**RECORDS SUPPLIED:**
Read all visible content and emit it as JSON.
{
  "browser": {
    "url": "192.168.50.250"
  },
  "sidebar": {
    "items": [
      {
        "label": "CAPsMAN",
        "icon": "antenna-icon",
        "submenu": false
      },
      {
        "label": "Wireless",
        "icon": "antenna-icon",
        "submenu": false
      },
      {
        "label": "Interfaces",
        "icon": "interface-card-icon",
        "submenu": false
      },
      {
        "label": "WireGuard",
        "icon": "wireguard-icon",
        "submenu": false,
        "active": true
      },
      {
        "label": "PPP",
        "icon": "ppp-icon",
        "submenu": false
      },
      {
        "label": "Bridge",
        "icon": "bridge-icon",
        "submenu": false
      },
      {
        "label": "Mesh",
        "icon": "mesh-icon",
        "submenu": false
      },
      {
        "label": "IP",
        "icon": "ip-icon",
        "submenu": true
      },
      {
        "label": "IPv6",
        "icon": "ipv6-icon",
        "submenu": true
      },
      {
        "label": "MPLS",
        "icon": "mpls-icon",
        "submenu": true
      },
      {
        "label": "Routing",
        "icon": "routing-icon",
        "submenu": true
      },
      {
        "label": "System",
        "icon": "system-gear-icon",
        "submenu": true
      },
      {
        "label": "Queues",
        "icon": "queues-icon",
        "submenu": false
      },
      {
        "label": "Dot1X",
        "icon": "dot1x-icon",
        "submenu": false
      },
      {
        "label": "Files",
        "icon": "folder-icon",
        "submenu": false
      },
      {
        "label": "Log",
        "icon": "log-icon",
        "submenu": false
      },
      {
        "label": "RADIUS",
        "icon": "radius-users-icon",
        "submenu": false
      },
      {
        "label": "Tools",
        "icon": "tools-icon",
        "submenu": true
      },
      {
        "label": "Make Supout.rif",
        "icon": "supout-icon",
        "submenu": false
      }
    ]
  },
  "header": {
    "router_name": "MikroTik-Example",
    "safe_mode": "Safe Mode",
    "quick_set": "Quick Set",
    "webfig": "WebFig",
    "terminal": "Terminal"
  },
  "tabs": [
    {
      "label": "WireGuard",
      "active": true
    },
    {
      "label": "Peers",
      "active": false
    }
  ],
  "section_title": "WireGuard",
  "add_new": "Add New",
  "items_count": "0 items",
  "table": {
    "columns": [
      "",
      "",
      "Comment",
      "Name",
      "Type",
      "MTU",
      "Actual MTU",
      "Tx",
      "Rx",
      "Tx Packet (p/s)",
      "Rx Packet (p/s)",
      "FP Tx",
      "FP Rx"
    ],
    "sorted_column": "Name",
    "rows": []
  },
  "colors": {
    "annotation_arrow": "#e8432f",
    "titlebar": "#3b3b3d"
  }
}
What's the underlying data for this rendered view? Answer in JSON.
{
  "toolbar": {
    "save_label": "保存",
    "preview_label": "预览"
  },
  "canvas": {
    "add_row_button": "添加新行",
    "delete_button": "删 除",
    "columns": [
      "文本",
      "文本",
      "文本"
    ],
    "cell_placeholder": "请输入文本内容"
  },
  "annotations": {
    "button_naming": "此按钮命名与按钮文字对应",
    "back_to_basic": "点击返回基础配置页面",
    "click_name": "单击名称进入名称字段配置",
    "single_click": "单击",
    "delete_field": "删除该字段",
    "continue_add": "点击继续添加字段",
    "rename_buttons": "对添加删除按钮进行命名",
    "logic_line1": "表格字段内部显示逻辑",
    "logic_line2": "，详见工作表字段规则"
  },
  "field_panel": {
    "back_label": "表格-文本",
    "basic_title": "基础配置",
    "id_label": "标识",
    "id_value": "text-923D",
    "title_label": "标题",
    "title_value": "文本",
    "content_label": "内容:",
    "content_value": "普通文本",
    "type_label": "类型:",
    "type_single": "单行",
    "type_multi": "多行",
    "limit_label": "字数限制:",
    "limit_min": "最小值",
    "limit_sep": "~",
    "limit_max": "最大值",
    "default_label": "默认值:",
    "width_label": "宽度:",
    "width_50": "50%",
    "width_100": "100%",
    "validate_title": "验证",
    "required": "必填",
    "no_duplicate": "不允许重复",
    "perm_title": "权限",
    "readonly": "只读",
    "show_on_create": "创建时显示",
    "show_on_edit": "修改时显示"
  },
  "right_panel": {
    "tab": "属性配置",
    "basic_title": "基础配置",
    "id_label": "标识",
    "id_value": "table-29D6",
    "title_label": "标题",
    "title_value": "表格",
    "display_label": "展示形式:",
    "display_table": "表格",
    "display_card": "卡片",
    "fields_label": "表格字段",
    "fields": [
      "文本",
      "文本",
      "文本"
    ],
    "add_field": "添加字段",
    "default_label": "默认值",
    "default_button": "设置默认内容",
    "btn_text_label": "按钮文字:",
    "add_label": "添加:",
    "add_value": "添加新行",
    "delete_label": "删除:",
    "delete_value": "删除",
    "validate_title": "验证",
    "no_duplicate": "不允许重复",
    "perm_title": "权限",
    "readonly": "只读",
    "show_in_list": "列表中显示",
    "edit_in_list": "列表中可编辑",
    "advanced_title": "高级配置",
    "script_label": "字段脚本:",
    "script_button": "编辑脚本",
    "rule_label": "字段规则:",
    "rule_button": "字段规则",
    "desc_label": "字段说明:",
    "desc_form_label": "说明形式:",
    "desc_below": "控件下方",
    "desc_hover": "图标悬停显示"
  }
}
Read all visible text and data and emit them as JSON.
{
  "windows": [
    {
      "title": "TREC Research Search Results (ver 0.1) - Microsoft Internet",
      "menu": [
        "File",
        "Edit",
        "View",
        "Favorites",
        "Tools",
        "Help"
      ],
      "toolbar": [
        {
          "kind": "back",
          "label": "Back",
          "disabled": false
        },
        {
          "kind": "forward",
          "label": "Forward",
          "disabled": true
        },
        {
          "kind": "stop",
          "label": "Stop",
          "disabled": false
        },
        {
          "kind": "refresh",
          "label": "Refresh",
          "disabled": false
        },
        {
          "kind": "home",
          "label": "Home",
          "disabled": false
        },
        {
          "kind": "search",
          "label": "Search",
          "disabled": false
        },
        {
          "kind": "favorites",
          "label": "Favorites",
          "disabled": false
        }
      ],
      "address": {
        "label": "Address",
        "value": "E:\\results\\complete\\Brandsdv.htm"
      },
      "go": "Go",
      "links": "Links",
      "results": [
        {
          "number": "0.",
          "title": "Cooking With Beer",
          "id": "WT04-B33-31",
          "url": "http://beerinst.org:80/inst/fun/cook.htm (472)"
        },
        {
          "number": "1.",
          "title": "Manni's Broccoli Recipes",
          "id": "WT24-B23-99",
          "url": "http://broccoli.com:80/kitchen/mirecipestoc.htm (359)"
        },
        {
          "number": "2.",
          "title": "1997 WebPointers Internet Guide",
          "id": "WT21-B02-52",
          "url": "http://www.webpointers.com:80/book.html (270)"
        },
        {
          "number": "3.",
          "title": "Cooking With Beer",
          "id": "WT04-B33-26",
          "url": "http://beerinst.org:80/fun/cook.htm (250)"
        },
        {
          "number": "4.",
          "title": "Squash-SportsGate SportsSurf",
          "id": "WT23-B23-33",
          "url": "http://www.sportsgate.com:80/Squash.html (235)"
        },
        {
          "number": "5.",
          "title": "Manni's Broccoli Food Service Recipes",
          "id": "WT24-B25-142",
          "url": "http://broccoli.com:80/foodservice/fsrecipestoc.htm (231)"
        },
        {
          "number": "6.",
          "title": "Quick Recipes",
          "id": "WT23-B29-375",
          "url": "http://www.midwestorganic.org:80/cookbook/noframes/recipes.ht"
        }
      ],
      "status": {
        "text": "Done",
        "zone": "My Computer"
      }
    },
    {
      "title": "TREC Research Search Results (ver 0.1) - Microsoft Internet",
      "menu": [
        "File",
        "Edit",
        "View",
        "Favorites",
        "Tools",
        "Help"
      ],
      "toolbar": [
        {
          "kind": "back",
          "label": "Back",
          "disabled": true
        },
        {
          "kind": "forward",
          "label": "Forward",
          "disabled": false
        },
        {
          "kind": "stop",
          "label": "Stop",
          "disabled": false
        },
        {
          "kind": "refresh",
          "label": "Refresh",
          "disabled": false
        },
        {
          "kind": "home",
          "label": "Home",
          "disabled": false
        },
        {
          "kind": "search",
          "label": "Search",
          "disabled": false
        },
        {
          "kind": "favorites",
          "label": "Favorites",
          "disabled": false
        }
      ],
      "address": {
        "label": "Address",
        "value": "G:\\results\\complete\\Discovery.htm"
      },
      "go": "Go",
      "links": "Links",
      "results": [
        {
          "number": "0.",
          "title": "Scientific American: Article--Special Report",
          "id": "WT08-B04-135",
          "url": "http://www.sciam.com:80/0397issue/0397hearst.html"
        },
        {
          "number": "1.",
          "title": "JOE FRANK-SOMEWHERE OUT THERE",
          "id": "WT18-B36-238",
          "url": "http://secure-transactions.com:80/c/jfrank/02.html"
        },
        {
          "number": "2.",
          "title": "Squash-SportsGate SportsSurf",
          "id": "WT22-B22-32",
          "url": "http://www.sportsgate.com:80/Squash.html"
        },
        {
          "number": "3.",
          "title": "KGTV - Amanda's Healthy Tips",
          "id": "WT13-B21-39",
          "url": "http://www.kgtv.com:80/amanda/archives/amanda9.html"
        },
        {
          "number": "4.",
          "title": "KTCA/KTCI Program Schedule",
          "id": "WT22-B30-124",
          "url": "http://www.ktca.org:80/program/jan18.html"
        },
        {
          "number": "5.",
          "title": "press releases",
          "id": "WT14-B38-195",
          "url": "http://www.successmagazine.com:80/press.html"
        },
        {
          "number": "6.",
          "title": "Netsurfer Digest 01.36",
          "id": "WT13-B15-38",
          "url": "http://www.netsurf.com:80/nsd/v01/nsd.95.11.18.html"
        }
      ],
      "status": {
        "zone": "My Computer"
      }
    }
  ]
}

**REQUEST:**
Read through the entries and copy every line that includes "visible".

**WRITTEN SOLUTION:**
Read all visible content and emit it as JSON.
Read all visible text and data and emit them as JSON.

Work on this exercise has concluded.